>> start Available records

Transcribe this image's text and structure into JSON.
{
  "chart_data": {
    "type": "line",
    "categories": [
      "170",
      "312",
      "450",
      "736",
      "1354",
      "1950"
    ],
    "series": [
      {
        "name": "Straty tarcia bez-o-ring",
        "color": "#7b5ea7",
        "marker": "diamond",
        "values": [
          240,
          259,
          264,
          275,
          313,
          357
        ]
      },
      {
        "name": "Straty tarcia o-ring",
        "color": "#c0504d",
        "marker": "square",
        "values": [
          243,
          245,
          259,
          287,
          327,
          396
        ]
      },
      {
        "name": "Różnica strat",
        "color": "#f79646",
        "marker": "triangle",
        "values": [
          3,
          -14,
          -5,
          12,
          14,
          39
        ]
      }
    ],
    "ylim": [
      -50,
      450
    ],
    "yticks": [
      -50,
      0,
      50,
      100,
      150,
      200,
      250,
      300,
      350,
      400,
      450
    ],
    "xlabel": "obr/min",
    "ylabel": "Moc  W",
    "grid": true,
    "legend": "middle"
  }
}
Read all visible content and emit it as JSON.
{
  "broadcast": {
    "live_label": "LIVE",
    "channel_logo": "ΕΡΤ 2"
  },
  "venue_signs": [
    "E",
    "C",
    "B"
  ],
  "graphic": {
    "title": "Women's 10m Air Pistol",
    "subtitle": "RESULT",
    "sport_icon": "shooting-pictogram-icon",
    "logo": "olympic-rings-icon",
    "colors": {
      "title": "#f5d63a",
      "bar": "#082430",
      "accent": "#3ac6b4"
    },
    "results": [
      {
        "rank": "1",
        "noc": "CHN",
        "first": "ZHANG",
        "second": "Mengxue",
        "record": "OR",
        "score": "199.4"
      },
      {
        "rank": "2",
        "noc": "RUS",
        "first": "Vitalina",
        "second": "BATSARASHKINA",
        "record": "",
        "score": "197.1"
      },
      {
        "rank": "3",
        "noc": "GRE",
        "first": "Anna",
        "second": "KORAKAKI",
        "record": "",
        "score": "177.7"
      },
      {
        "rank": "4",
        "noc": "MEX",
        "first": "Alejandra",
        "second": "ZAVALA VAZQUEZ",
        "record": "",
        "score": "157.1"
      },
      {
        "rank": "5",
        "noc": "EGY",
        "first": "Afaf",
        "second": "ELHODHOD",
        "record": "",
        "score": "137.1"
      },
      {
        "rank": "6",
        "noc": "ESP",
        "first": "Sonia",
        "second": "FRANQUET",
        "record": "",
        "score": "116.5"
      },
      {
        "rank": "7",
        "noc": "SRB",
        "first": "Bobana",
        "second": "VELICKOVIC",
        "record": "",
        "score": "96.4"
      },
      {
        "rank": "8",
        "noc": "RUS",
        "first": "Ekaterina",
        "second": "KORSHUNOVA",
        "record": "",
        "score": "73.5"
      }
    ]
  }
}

>> end Available records

Reproduce each entry above exactly, keeping every word.

Transcribe this image's text and structure into JSON.
{
  "chart_data": {
    "type": "line",
    "categories": [
      "170",
      "312",
      "450",
      "736",
      "1354",
      "1950"
    ],
    "series": [
      {
        "name": "Straty tarcia bez-o-ring",
        "color": "#7b5ea7",
        "marker": "diamond",
        "values": [
          240,
          259,
          264,
          275,
          313,
          357
        ]
      },
      {
        "name": "Straty tarcia o-ring",
        "color": "#c0504d",
        "marker": "square",
        "values": [
          243,
          245,
          259,
          287,
          327,
          396
        ]
      },
      {
        "name": "Różnica strat",
        "color": "#f79646",
        "marker": "triangle",
        "values": [
          3,
          -14,
          -5,
          12,
          14,
          39
        ]
      }
    ],
    "ylim": [
      -50,
      450
    ],
    "yticks": [
      -50,
      0,
      50,
      100,
      150,
      200,
      250,
      300,
      350,
      400,
      450
    ],
    "xlabel": "obr/min",
    "ylabel": "Moc  W",
    "grid": true,
    "legend": "middle"
  }
}
Read all visible content and emit it as JSON.
{
  "broadcast": {
    "live_label": "LIVE",
    "channel_logo": "ΕΡΤ 2"
  },
  "venue_signs": [
    "E",
    "C",
    "B"
  ],
  "graphic": {
    "title": "Women's 10m Air Pistol",
    "subtitle": "RESULT",
    "sport_icon": "shooting-pictogram-icon",
    "logo": "olympic-rings-icon",
    "colors": {
      "title": "#f5d63a",
      "bar": "#082430",
      "accent": "#3ac6b4"
    },
    "results": [
      {
        "rank": "1",
        "noc": "CHN",
        "first": "ZHANG",
        "second": "Mengxue",
        "record": "OR",
        "score": "199.4"
      },
      {
        "rank": "2",
        "noc": "RUS",
        "first": "Vitalina",
        "second": "BATSARASHKINA",
        "record": "",
        "score": "197.1"
      },
      {
        "rank": "3",
        "noc": "GRE",
        "first": "Anna",
        "second": "KORAKAKI",
        "record": "",
        "score": "177.7"
      },
      {
        "rank": "4",
        "noc": "MEX",
        "first": "Alejandra",
        "second": "ZAVALA VAZQUEZ",
        "record": "",
        "score": "157.1"
      },
      {
        "rank": "5",
        "noc": "EGY",
        "first": "Afaf",
        "second": "ELHODHOD",
        "record": "",
        "score": "137.1"
      },
      {
        "rank": "6",
        "noc": "ESP",
        "first": "Sonia",
        "second": "FRANQUET",
        "record": "",
        "score": "116.5"
      },
      {
        "rank": "7",
        "noc": "SRB",
        "first": "Bobana",
        "second": "VELICKOVIC",
        "record": "",
        "score": "96.4"
      },
      {
        "rank": "8",
        "noc": "RUS",
        "first": "Ekaterina",
        "second": "KORSHUNOVA",
        "record": "",
        "score": "73.5"
      }
    ]
  }
}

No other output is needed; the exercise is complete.